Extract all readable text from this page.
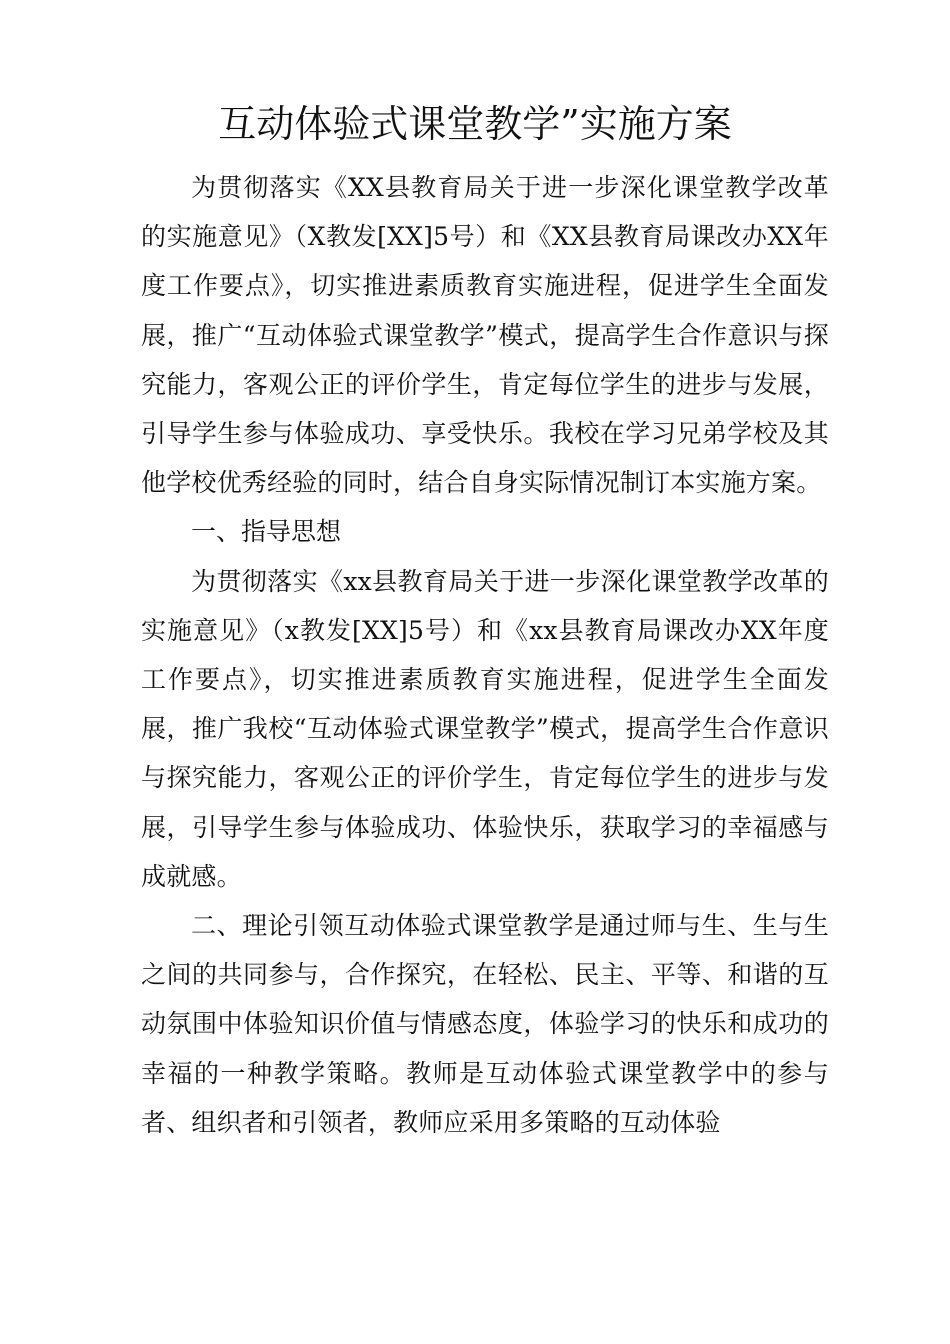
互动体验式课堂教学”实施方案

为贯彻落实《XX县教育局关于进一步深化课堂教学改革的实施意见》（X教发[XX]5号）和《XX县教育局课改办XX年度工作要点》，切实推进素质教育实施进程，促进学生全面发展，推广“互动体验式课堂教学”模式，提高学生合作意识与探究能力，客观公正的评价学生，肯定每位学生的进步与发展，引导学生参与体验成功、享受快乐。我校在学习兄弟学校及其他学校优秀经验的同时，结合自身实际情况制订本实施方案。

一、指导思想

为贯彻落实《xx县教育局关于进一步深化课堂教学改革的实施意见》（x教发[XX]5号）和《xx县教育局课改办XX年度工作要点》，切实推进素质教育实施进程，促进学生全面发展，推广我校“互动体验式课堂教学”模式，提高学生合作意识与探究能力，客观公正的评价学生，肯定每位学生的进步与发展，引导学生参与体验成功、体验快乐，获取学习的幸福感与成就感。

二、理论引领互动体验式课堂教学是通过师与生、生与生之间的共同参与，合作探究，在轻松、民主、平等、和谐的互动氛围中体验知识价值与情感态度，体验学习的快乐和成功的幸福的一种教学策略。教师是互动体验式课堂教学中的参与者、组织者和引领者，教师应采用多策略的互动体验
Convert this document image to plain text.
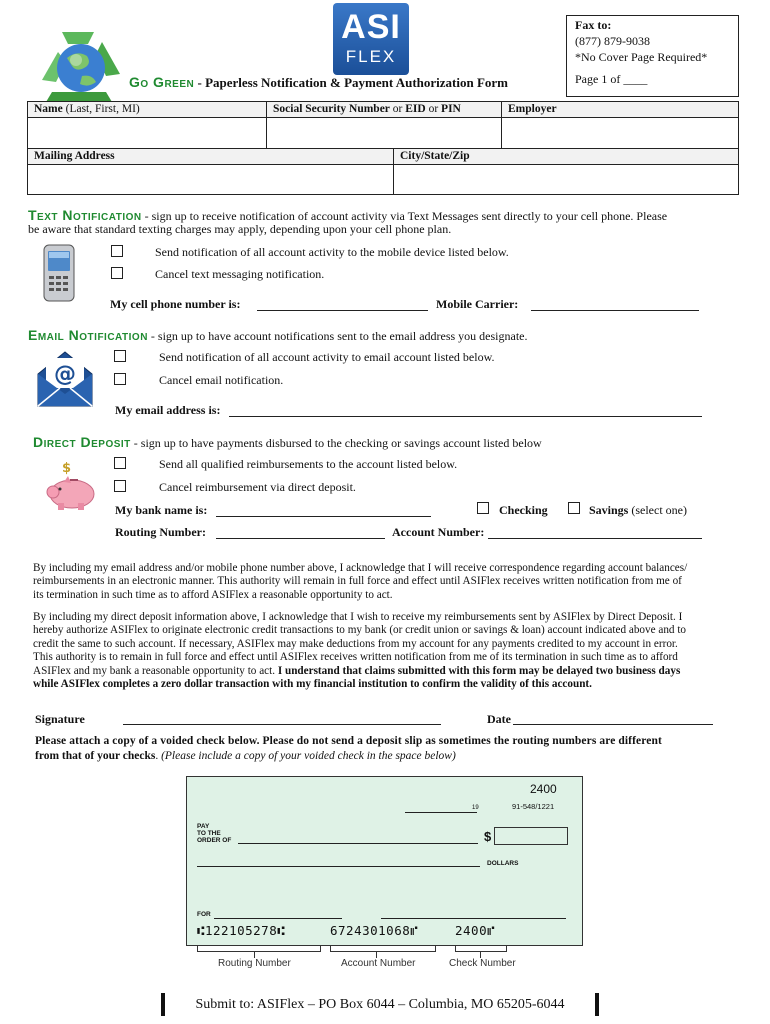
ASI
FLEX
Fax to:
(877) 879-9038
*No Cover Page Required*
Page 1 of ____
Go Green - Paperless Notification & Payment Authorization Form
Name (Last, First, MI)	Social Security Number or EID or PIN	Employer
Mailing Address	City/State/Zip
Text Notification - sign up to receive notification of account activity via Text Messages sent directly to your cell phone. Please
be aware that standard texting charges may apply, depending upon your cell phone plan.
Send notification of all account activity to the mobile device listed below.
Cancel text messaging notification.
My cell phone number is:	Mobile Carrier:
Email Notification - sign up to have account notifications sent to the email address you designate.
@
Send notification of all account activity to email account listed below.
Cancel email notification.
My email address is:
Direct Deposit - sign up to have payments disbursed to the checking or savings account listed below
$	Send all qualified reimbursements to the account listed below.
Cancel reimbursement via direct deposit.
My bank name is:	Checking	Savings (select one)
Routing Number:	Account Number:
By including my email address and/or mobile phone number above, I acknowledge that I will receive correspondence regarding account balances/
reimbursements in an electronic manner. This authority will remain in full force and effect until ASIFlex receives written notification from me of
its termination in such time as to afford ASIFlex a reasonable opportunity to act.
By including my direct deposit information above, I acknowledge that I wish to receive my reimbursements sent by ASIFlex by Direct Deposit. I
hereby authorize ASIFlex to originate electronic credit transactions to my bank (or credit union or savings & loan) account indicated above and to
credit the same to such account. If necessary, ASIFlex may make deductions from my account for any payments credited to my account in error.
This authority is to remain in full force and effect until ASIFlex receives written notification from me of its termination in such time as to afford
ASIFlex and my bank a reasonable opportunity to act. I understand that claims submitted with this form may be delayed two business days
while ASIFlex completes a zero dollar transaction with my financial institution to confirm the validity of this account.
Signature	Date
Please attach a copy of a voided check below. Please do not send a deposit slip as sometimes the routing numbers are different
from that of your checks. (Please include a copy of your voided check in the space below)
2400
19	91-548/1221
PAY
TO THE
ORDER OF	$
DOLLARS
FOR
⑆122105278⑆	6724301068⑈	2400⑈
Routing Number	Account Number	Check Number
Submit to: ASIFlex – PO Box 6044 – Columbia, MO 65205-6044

___

** WORK REQUIRED **
Your task is to list each line of the records with the word "copy".

** ANSWER IN FULL **
Please attach a copy of a voided check below. Please do not send a deposit slip as sometimes the routing numbers are different
from that of your checks. (Please include a copy of your voided check in the space below)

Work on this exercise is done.